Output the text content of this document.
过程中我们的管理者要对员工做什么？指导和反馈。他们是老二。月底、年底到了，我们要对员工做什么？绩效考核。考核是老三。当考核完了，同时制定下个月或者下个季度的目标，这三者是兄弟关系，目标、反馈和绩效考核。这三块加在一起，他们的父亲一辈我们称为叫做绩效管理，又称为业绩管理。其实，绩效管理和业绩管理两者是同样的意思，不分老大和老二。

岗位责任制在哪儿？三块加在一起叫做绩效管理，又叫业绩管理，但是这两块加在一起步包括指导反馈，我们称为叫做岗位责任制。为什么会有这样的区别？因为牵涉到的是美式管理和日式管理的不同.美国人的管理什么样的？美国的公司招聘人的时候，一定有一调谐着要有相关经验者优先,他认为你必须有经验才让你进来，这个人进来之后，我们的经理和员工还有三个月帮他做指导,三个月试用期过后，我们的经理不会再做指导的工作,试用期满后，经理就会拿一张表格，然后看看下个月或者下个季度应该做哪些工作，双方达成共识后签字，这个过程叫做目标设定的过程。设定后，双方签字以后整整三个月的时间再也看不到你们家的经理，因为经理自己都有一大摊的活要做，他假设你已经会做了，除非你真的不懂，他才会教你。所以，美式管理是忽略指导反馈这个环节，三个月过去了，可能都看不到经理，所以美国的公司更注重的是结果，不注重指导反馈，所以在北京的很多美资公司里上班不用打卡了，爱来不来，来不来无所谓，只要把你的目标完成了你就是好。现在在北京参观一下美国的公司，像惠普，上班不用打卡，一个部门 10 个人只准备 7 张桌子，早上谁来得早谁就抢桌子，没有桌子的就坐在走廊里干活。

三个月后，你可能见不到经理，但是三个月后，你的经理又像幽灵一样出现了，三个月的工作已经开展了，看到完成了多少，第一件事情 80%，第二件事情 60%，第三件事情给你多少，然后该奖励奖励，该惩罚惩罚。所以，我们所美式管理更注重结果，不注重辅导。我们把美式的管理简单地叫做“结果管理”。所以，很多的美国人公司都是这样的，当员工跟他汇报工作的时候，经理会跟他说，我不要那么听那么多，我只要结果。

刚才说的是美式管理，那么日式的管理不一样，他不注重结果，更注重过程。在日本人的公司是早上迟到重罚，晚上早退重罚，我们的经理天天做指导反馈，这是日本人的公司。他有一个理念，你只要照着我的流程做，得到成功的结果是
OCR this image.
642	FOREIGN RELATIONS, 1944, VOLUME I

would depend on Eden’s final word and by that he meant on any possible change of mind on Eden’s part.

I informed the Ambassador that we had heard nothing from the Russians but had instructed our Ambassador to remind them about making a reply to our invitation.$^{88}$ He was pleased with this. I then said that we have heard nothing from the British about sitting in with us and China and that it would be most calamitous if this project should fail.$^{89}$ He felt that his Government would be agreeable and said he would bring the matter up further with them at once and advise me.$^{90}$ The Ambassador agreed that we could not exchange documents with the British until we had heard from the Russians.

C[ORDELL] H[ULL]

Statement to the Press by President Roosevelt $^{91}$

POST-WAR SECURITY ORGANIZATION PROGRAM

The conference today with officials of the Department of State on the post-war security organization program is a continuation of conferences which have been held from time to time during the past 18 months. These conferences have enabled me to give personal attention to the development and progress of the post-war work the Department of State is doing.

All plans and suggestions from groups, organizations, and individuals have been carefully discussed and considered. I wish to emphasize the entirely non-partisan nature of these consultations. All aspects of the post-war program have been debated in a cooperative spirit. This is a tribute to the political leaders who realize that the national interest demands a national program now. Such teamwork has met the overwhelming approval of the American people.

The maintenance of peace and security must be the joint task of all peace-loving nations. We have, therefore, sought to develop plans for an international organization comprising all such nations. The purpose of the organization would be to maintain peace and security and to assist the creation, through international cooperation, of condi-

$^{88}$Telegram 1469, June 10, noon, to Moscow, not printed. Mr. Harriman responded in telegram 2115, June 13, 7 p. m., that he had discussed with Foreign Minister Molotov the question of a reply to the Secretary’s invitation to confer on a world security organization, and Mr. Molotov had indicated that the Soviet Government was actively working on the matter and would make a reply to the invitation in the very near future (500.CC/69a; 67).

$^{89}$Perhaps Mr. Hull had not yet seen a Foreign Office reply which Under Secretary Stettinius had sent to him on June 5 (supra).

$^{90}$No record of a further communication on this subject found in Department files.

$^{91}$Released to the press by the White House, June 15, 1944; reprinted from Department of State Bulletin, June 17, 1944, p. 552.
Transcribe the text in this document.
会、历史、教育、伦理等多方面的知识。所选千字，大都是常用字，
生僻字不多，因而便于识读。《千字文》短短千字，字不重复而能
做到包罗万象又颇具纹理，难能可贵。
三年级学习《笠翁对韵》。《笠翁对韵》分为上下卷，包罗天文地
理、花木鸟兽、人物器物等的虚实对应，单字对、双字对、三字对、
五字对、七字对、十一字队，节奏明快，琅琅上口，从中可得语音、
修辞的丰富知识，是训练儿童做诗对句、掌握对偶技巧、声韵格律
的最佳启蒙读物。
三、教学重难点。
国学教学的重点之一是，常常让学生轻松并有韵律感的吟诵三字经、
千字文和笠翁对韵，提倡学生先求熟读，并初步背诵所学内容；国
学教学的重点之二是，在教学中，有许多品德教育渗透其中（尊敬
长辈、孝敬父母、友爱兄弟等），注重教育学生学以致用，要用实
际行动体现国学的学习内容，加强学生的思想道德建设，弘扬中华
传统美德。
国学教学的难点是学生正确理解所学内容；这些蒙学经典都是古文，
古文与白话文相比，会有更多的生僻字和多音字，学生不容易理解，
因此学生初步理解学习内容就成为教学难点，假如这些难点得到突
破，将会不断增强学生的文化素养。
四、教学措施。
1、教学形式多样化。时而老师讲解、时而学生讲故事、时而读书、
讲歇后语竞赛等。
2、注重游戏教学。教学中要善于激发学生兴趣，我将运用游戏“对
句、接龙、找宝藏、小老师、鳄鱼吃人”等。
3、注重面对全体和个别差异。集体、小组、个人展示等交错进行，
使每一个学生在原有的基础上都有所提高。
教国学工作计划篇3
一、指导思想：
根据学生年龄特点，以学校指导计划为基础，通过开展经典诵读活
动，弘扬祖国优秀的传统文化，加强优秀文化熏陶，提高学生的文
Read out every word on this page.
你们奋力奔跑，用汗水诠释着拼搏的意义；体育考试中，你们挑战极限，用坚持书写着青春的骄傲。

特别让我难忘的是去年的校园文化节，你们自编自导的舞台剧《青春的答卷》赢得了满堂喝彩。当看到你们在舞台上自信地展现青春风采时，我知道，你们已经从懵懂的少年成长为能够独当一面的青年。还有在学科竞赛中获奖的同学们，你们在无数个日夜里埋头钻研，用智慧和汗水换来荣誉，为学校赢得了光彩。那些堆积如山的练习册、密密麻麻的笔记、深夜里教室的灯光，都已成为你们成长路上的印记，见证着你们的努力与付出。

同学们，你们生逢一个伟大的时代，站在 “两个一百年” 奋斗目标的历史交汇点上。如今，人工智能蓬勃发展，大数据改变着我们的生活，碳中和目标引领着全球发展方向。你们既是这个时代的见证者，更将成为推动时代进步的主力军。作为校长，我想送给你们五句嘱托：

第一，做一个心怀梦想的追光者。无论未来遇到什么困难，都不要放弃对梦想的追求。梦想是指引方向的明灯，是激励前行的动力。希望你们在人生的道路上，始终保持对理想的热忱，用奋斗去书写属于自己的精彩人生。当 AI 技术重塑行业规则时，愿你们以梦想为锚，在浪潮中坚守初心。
* * * * * * * * *
# [GOAL]
Across the material above, how many lines include the string "word"? Only the number is wanted.

# [SOLUTION TO THE PROBLEM]
2